作答說明:
請將下方以 3 構造巢狀根式的研讀文本從頭至尾完整重錄一遍,不得增刪或更動任何字元。

研讀文本:
#####

Quod Erat Demonstrandum

2012/01/30

由 3 出發

Filed under: Fun — johnmayhk @ 3:52 下午

由 3 出發,建立「有趣」關係。

e.g. 1

3

=\sqrt{1+8}

=\sqrt{1+2\times 4}

=\sqrt{1+2\sqrt{16}}

=\sqrt{1+2\sqrt{1+15}}

=\sqrt{1+2\sqrt{1+3\times 5}}

=\sqrt{1+2\sqrt{1+3\sqrt{25}}}

=\sqrt{1+2\sqrt{1+3\sqrt{1+24}}}

=\sqrt{1+2\sqrt{1+3\sqrt{1+4\times 6}}}

=\sqrt{1+2\sqrt{1+3\sqrt{1+4\sqrt{36}}}}

\dots

再做一些分析,得

\sqrt{1+2\sqrt{1+3\sqrt{1+4\sqrt{1+\dots}}}}=3

e.g. 2

3

=\sqrt{5+4}

=\sqrt{5+\sqrt{16}}

=\sqrt{5+\sqrt{6+2\times 5}}

=\sqrt{5+\sqrt{6+2\sqrt{25}}}

=\sqrt{5+\sqrt{6+2\sqrt{7+3\times 6}}}

=\sqrt{5+\sqrt{6+2\sqrt{7+3\sqrt{36}}}}

=\sqrt{5+\sqrt{6+2\sqrt{7+3\sqrt{8+4\times 7}}}}

=\sqrt{5+\sqrt{6+2\sqrt{7+3\sqrt{8+4\sqrt{49}}}}}

\dots

再做一些分析,得

\sqrt{5+\sqrt{6+2\sqrt{7+3\sqrt{8+4\sqrt{9+\dots}}}}}=3

2 則迴響 »

#####

資料摘錄:
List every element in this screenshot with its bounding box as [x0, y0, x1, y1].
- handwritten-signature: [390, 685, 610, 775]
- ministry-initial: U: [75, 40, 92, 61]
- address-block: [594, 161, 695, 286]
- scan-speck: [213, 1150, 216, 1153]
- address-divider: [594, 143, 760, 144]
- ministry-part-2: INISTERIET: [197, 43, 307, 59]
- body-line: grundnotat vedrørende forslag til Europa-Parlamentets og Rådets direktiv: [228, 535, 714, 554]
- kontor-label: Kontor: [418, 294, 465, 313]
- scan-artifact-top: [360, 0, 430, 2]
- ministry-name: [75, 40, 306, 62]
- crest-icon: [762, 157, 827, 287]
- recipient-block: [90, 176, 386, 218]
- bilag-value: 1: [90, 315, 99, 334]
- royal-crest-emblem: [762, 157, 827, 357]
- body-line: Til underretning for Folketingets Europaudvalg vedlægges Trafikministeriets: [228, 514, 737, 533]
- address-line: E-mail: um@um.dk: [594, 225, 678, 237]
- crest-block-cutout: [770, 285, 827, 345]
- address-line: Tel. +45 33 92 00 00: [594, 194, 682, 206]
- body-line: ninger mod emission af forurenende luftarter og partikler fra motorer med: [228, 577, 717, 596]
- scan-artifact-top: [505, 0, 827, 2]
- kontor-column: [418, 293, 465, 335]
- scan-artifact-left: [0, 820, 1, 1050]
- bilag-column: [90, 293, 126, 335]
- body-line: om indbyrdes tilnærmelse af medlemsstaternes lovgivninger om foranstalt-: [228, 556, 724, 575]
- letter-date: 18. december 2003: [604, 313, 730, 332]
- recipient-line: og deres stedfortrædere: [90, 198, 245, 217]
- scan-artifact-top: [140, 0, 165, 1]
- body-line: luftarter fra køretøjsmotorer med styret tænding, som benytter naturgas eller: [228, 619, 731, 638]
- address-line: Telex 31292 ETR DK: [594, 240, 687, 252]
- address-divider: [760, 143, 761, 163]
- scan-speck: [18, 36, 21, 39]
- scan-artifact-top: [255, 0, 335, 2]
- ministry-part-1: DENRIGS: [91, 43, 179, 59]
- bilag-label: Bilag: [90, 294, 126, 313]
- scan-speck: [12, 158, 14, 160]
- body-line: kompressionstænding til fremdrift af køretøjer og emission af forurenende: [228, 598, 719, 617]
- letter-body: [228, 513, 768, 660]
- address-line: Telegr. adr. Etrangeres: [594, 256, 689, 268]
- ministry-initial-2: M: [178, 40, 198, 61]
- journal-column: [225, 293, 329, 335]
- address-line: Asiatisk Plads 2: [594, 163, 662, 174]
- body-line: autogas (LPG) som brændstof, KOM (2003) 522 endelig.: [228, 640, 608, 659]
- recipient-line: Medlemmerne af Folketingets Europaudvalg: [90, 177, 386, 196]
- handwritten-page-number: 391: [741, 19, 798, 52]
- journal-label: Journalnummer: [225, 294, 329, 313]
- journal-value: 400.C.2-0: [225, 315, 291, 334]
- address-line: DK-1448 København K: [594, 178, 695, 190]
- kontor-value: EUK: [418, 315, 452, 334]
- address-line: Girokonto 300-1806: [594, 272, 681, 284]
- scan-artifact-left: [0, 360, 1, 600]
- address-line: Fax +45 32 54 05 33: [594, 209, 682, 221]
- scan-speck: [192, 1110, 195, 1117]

#####

參考答案:
Quod Erat Demonstrandum

2012/01/30

由 3 出發

Filed under: Fun — johnmayhk @ 3:52 下午

由 3 出發,建立「有趣」關係。

e.g. 1

3

=\sqrt{1+8}

=\sqrt{1+2\times 4}

=\sqrt{1+2\sqrt{16}}

=\sqrt{1+2\sqrt{1+15}}

=\sqrt{1+2\sqrt{1+3\times 5}}

=\sqrt{1+2\sqrt{1+3\sqrt{25}}}

=\sqrt{1+2\sqrt{1+3\sqrt{1+24}}}

=\sqrt{1+2\sqrt{1+3\sqrt{1+4\times 6}}}

=\sqrt{1+2\sqrt{1+3\sqrt{1+4\sqrt{36}}}}

\dots

再做一些分析,得

\sqrt{1+2\sqrt{1+3\sqrt{1+4\sqrt{1+\dots}}}}=3

e.g. 2

3

=\sqrt{5+4}

=\sqrt{5+\sqrt{16}}

=\sqrt{5+\sqrt{6+2\times 5}}

=\sqrt{5+\sqrt{6+2\sqrt{25}}}

=\sqrt{5+\sqrt{6+2\sqrt{7+3\times 6}}}

=\sqrt{5+\sqrt{6+2\sqrt{7+3\sqrt{36}}}}

=\sqrt{5+\sqrt{6+2\sqrt{7+3\sqrt{8+4\times 7}}}}

=\sqrt{5+\sqrt{6+2\sqrt{7+3\sqrt{8+4\sqrt{49}}}}}

\dots

再做一些分析,得

\sqrt{5+\sqrt{6+2\sqrt{7+3\sqrt{8+4\sqrt{9+\dots}}}}}=3

2 則迴響 »